- GIVEN TASK: Make an exact copy of the listing below.

━━ DATASET ━━

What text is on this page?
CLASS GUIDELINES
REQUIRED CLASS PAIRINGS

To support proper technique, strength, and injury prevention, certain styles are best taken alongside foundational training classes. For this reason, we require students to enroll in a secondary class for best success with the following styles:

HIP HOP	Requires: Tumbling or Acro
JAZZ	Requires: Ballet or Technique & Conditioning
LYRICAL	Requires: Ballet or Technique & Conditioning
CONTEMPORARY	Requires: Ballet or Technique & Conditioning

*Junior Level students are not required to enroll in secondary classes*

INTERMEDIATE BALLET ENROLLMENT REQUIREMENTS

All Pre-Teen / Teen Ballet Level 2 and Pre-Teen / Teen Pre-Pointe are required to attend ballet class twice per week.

━━━

- EXERCISE ANSWER:
What text is on this page?
CLASS GUIDELINES
REQUIRED CLASS PAIRINGS

To support proper technique, strength, and injury prevention, certain styles are best taken alongside foundational training classes. For this reason, we require students to enroll in a secondary class for best success with the following styles:

HIP HOP	Requires: Tumbling or Acro
JAZZ	Requires: Ballet or Technique & Conditioning
LYRICAL	Requires: Ballet or Technique & Conditioning
CONTEMPORARY	Requires: Ballet or Technique & Conditioning

*Junior Level students are not required to enroll in secondary classes*

INTERMEDIATE BALLET ENROLLMENT REQUIREMENTS

All Pre-Teen / Teen Ballet Level 2 and Pre-Teen / Teen Pre-Pointe are required to attend ballet class twice per week.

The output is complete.